THE PROBLEM:
Gather from the material every line that contains the string "государственной".

DATA ROWS:
_ _ _
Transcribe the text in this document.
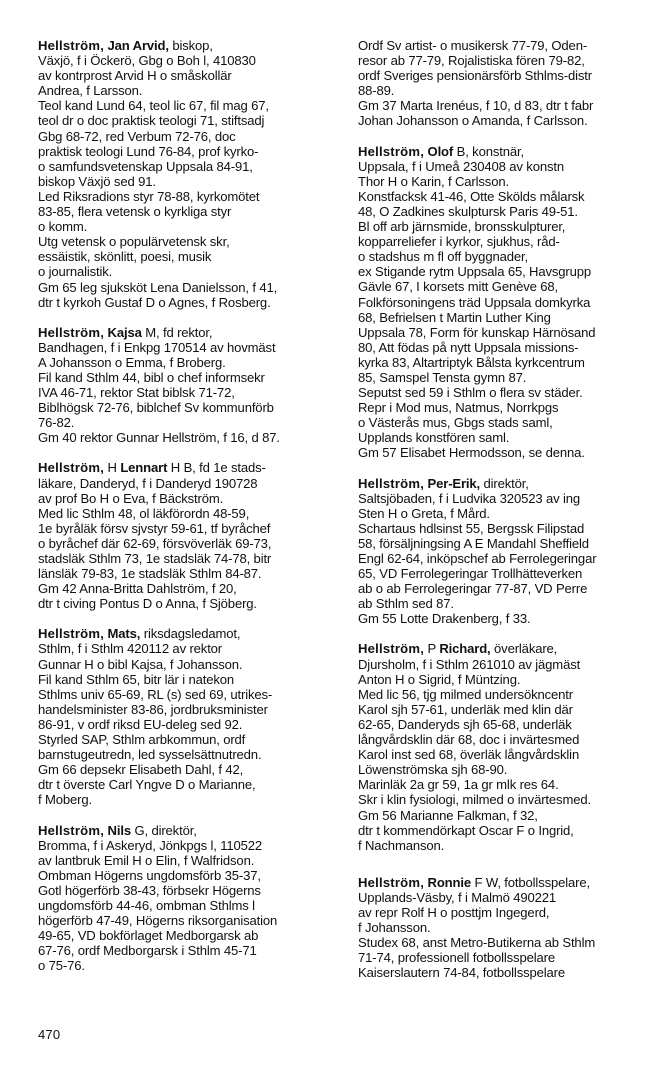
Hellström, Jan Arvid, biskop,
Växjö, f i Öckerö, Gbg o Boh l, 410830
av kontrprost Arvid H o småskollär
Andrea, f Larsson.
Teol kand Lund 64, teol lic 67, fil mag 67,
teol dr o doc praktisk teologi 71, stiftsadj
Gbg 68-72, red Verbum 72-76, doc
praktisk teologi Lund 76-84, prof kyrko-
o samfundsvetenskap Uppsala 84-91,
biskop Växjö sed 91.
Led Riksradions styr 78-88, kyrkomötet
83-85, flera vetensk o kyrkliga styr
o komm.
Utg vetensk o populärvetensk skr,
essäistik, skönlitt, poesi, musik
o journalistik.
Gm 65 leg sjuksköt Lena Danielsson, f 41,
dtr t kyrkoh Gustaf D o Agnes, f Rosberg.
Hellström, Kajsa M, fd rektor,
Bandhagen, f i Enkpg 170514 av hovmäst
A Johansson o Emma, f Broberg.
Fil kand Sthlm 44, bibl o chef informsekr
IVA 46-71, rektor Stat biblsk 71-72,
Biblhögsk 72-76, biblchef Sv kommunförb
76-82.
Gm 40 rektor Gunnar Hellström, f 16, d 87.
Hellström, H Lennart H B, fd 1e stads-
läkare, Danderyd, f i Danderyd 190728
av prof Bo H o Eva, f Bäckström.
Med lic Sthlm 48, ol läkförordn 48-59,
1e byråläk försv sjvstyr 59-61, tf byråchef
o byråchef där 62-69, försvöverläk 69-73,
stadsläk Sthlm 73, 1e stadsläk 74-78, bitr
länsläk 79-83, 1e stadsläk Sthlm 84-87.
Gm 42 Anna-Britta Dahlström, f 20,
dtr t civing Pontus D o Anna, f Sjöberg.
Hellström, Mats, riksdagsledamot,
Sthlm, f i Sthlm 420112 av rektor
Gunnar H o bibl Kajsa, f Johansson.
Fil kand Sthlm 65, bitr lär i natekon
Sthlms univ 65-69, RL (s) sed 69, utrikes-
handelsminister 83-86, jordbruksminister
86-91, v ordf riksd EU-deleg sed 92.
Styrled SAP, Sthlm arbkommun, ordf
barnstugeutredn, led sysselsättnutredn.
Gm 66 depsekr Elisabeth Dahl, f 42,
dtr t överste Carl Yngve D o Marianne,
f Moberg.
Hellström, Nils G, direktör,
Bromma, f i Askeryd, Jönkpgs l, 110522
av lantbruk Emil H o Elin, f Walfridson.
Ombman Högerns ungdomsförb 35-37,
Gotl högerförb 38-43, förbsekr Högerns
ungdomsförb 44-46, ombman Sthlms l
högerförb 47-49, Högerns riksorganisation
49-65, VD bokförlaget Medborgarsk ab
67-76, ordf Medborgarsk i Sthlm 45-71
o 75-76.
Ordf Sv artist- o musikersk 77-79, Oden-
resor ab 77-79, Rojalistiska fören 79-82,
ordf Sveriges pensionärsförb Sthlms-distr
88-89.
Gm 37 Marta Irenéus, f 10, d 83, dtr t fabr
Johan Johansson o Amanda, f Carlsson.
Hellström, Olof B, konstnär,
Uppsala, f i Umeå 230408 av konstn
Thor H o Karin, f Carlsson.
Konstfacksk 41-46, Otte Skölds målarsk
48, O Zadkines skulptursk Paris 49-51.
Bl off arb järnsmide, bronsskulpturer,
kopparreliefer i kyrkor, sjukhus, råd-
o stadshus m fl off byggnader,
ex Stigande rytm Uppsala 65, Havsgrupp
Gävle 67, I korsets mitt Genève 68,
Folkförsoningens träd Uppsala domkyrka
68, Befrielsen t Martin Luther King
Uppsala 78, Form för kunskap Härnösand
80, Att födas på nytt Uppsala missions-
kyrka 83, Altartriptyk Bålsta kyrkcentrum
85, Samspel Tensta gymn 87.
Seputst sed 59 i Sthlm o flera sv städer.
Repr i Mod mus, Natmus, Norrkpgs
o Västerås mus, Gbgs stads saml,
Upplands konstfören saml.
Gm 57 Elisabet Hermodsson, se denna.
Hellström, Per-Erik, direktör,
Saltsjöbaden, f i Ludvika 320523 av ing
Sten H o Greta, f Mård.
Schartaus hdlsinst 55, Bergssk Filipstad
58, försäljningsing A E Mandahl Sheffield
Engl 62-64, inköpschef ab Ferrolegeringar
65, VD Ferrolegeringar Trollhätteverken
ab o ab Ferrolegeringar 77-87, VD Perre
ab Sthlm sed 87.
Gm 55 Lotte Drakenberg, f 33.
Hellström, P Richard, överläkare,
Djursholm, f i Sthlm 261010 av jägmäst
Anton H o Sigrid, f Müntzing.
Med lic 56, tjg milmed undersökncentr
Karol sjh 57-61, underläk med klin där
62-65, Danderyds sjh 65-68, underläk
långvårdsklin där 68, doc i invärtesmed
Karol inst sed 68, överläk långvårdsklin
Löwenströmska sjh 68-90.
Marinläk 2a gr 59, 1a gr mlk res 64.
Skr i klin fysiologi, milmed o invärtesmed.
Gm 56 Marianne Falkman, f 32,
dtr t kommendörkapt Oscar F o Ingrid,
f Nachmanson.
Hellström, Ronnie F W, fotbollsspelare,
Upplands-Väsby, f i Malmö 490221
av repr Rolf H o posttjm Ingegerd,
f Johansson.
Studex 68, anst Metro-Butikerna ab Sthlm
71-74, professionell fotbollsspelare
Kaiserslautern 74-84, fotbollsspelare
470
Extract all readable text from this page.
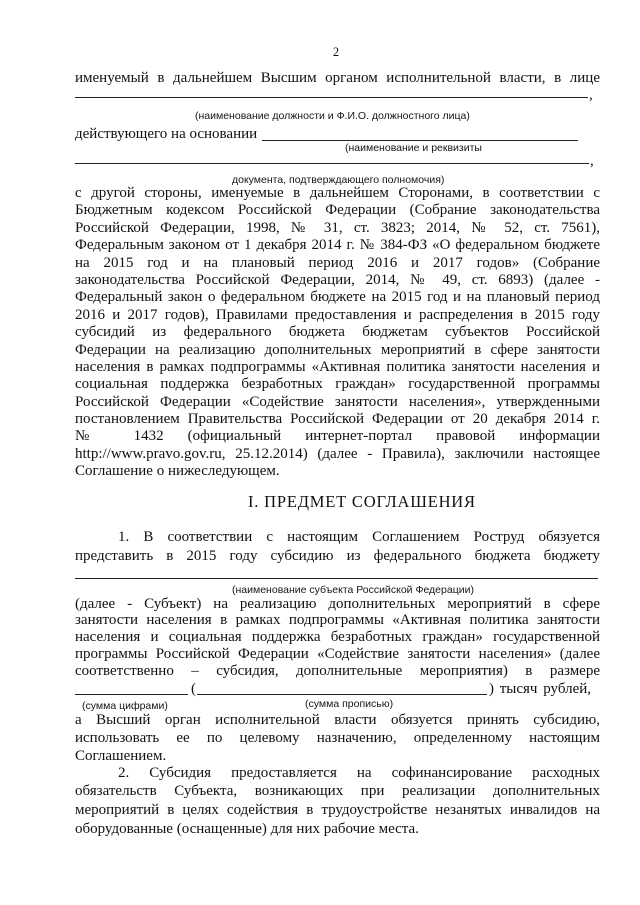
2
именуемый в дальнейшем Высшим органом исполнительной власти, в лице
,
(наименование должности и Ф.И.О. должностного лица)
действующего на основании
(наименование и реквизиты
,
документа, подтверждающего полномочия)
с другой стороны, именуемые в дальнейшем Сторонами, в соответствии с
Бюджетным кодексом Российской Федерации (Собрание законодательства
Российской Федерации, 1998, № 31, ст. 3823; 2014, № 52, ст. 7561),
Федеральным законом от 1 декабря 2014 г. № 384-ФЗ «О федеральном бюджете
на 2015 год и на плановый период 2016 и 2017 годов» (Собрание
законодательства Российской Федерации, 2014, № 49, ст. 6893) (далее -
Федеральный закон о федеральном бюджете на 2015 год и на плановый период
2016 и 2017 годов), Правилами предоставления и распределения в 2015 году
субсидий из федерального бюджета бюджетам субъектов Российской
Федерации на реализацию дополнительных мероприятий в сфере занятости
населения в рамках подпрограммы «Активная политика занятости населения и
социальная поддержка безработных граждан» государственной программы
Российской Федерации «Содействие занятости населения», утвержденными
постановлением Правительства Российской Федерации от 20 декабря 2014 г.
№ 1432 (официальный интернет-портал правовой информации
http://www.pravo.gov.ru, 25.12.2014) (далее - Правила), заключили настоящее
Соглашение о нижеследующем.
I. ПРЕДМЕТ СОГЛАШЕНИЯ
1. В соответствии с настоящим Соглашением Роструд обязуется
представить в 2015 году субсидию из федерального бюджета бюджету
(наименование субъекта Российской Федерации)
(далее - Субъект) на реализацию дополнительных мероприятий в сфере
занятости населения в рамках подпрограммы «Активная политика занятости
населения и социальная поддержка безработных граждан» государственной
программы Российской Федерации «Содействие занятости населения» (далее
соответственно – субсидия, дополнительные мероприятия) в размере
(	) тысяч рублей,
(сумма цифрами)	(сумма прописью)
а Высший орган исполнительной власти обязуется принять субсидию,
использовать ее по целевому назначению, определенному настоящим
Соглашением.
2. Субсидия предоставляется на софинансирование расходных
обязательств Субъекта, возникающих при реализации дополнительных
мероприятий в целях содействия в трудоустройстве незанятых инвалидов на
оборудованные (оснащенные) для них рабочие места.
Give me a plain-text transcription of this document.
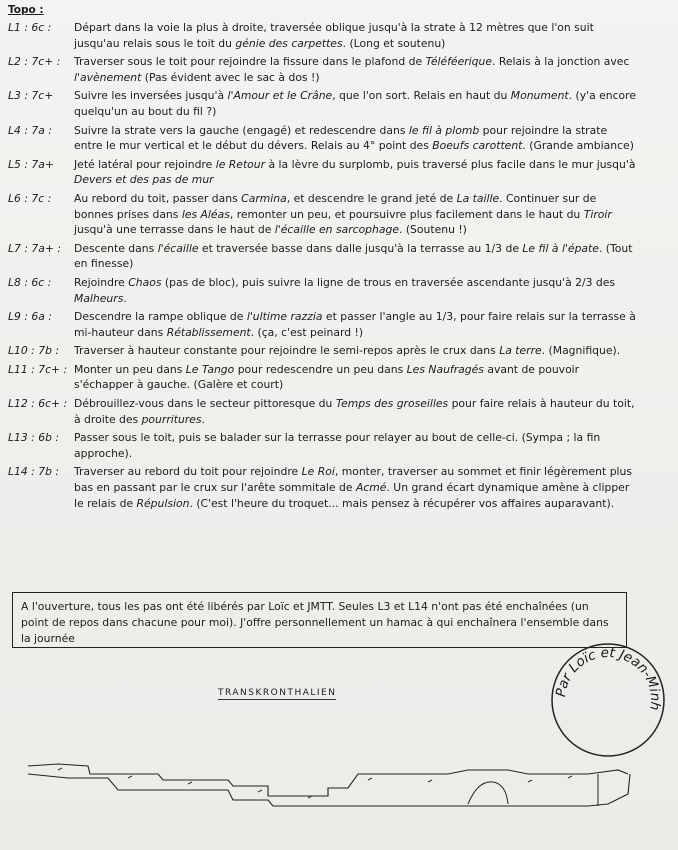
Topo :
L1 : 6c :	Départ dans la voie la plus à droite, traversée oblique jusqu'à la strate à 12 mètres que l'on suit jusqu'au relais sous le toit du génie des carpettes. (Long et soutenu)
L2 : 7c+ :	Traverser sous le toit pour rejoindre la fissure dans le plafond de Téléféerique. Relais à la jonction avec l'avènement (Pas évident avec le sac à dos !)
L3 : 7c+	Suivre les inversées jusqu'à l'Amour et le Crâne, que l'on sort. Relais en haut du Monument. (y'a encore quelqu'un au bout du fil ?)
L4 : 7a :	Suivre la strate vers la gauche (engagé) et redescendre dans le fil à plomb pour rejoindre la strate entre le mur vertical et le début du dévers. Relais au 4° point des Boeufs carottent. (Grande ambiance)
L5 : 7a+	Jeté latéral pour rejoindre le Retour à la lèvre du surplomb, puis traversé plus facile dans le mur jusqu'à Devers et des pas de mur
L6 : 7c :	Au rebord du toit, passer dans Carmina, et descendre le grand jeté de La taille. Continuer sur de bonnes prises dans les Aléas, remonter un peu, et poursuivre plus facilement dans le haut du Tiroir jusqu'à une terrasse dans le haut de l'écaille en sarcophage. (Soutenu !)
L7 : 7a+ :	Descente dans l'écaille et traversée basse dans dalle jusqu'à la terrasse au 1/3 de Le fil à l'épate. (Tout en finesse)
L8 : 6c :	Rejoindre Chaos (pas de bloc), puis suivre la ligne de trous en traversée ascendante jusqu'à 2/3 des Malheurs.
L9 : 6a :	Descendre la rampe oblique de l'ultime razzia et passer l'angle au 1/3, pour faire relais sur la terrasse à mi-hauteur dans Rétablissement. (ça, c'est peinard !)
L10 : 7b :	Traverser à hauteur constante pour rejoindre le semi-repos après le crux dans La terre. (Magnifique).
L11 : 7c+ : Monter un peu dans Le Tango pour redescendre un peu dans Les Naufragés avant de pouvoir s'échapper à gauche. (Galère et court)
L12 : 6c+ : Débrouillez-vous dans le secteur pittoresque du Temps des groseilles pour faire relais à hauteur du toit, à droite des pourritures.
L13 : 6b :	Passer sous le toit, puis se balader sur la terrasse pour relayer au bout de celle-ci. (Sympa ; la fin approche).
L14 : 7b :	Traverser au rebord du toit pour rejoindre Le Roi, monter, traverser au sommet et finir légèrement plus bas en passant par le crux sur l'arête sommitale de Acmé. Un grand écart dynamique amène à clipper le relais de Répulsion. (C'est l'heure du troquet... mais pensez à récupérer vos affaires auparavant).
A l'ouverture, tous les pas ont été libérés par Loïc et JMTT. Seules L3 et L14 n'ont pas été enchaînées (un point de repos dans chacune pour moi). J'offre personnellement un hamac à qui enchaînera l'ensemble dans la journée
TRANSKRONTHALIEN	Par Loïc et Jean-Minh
_ _ _
ANSWER TO THE EXERCISE:
социальная поддержка безработных граждан» государственной программы
населения и социальная поддержка безработных граждан» государственной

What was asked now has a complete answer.